# The problem
Which lines in the records below contain the word "konnte"? Copy each one out.

# Data extract
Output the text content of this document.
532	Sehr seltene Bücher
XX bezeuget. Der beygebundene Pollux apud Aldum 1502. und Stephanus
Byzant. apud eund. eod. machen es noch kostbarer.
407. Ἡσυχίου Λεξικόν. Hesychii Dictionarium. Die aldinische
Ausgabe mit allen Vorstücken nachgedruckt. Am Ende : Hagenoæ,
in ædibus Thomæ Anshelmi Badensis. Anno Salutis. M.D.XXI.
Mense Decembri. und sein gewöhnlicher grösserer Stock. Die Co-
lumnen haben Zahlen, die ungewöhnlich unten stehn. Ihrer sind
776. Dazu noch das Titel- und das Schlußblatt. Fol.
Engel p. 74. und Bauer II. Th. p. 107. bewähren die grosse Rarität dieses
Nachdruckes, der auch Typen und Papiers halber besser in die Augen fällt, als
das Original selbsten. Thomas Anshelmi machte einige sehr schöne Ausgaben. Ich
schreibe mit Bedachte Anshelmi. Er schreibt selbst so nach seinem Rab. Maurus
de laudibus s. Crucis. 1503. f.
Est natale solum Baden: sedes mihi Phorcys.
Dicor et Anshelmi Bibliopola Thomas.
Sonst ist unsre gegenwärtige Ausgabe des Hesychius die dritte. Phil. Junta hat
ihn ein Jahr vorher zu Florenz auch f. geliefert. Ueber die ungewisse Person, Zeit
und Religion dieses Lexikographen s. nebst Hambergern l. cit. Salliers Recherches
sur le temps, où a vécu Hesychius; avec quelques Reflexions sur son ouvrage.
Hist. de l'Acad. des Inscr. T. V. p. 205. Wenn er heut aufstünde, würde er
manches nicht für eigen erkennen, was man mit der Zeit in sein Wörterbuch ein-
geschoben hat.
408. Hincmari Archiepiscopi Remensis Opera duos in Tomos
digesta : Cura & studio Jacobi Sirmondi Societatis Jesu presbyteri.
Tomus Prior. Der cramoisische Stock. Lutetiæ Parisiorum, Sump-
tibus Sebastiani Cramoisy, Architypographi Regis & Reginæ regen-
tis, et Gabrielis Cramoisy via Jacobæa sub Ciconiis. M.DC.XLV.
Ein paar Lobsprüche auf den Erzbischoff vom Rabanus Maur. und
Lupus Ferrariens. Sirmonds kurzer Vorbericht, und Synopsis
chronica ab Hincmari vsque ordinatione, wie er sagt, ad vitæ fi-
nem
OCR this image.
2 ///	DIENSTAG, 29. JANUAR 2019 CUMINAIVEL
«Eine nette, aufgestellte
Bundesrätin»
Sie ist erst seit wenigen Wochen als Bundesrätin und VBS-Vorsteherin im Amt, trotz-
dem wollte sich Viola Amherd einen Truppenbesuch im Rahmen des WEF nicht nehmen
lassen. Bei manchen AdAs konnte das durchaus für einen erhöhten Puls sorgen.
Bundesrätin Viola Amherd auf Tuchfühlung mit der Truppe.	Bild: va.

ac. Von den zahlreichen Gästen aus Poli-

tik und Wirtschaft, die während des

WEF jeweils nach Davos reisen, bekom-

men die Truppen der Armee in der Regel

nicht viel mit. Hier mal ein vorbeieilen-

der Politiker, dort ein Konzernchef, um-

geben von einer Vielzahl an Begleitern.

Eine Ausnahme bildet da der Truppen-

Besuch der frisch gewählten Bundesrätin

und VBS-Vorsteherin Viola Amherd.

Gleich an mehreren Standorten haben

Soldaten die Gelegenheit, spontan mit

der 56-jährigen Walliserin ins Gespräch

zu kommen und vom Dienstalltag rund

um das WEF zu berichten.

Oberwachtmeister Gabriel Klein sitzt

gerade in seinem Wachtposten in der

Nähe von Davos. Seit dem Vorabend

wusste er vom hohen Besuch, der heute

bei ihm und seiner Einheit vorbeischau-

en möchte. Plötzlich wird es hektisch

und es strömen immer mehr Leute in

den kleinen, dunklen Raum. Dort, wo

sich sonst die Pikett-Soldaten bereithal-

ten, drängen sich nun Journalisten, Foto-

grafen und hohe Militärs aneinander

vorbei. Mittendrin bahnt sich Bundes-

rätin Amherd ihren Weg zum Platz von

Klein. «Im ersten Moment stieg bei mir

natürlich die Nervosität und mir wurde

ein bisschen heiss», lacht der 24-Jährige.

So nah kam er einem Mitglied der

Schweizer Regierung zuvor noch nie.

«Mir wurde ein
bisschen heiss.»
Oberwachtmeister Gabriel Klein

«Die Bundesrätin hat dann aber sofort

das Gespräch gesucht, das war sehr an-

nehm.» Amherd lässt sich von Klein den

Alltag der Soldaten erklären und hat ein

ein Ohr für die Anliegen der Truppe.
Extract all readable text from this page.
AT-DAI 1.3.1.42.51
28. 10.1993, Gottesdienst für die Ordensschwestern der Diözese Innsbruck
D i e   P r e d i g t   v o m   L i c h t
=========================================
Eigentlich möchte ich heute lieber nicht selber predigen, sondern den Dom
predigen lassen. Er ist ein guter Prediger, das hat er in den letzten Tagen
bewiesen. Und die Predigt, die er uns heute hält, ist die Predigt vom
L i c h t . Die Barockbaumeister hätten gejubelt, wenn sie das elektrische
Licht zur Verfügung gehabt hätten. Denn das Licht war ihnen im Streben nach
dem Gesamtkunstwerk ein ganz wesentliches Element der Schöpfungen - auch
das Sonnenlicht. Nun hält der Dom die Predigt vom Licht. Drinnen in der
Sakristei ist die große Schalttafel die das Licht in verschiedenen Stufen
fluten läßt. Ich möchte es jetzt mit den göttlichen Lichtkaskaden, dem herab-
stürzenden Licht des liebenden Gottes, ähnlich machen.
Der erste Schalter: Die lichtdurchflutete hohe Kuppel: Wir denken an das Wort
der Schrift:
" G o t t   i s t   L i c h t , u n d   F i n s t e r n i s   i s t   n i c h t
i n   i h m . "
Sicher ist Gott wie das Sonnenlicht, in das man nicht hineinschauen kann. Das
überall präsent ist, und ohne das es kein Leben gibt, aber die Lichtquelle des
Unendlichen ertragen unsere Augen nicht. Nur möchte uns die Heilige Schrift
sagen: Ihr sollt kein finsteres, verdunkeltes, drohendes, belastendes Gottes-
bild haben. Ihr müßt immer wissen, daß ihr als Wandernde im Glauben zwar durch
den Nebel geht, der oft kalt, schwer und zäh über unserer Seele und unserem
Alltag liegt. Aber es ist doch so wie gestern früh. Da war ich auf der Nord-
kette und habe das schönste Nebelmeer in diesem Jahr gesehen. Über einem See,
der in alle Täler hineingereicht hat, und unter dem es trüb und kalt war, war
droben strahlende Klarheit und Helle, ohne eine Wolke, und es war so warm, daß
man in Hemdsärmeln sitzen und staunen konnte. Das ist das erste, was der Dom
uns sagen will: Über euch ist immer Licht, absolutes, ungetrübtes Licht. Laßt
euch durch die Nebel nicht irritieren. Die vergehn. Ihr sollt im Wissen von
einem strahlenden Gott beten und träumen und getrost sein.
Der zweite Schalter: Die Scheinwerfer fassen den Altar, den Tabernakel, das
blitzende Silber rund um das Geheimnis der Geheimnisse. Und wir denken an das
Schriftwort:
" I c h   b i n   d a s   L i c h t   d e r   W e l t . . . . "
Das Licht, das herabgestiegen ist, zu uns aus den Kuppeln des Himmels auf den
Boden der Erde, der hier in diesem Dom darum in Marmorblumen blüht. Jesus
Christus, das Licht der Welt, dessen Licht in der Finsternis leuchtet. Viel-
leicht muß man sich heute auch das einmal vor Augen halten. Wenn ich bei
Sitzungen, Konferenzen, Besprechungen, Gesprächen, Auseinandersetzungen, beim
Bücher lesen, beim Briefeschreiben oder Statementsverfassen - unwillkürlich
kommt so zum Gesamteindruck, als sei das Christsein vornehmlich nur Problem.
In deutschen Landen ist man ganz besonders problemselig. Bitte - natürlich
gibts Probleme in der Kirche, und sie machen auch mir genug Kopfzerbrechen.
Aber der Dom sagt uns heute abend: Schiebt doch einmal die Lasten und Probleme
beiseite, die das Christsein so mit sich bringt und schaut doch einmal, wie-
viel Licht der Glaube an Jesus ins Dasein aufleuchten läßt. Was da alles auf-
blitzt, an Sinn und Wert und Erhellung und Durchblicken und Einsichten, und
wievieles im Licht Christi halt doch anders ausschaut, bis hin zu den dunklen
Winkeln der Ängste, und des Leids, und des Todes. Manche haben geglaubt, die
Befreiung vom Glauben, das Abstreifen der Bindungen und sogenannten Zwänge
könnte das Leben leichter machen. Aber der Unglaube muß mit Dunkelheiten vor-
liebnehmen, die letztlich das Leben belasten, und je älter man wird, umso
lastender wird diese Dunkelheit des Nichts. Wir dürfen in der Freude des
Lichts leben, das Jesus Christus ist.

# Solution for this task
lassen. Bei manchen AdAs konnte das durchaus für einen erhöhten Puls sorgen.
man in Hemdsärmeln sitzen und staunen konnte. Das ist das erste, was der Dom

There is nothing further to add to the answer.